## Task prompt:
In the listing below, locate the lines that hold the string "Региональной". Copy those lines.

Dataset entries

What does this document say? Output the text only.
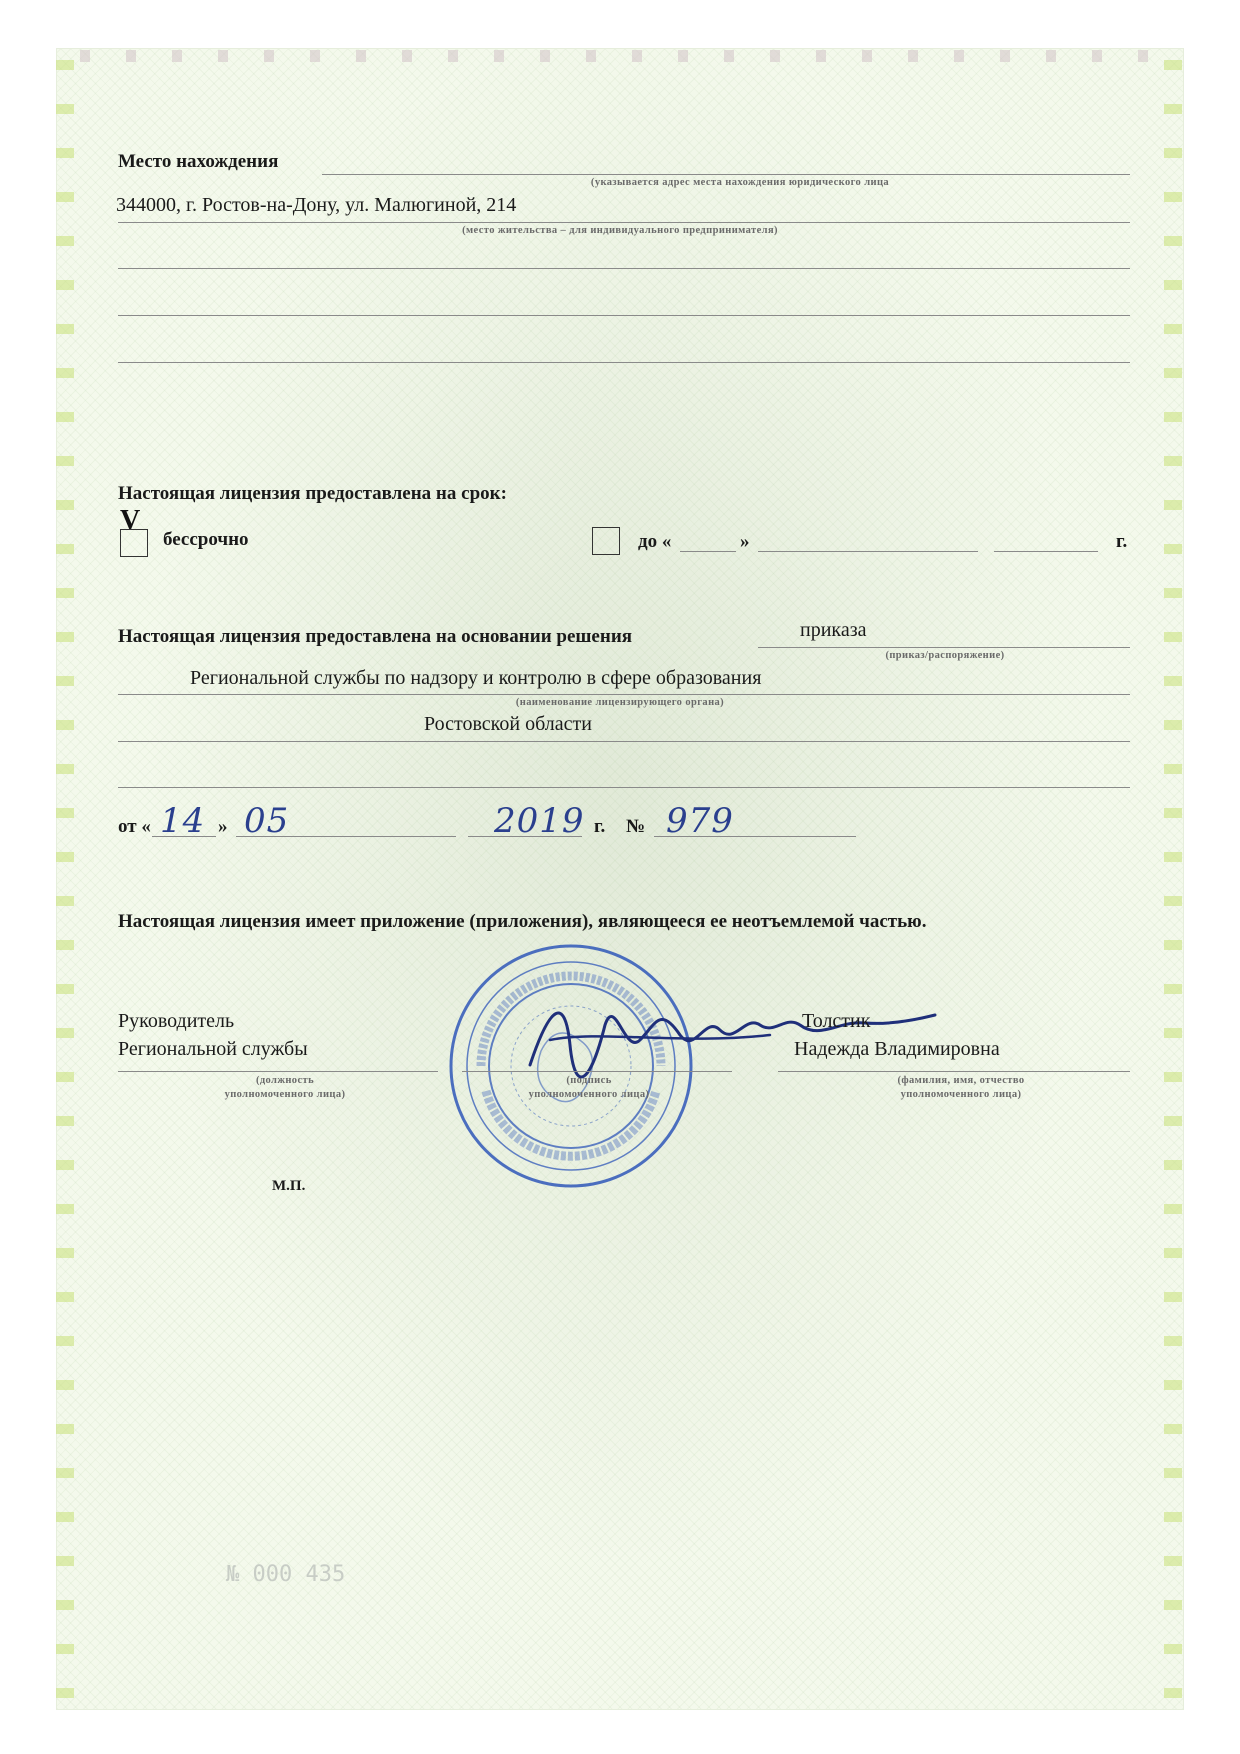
Место нахождения
(указывается адрес места нахождения юридического лица
344000, г. Ростов-на-Дону, ул. Малюгиной, 214
(место жительства – для индивидуального предпринимателя)
Настоящая лицензия предоставлена на срок:
V
бессрочно	до «	»	г.
Настоящая лицензия предоставлена на основании решения	приказа
(приказ/распоряжение)
Региональной службы по надзору и контролю в сфере образования
(наименование лицензирующего органа)
Ростовской области
от « 14 » 05	2019 г. № 979
Настоящая лицензия имеет приложение (приложения), являющееся ее неотъемлемой частью.
Руководитель
Региональной службы
Толстик
Надежда Владимировна
(должность
уполномоченного лица)
(подпись
уполномоченного лица)
(фамилия, имя, отчество
уполномоченного лица)
М.П.
№ 000 435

## Task solution:
Региональной службы по надзору и контролю в сфере образования
Региональной службы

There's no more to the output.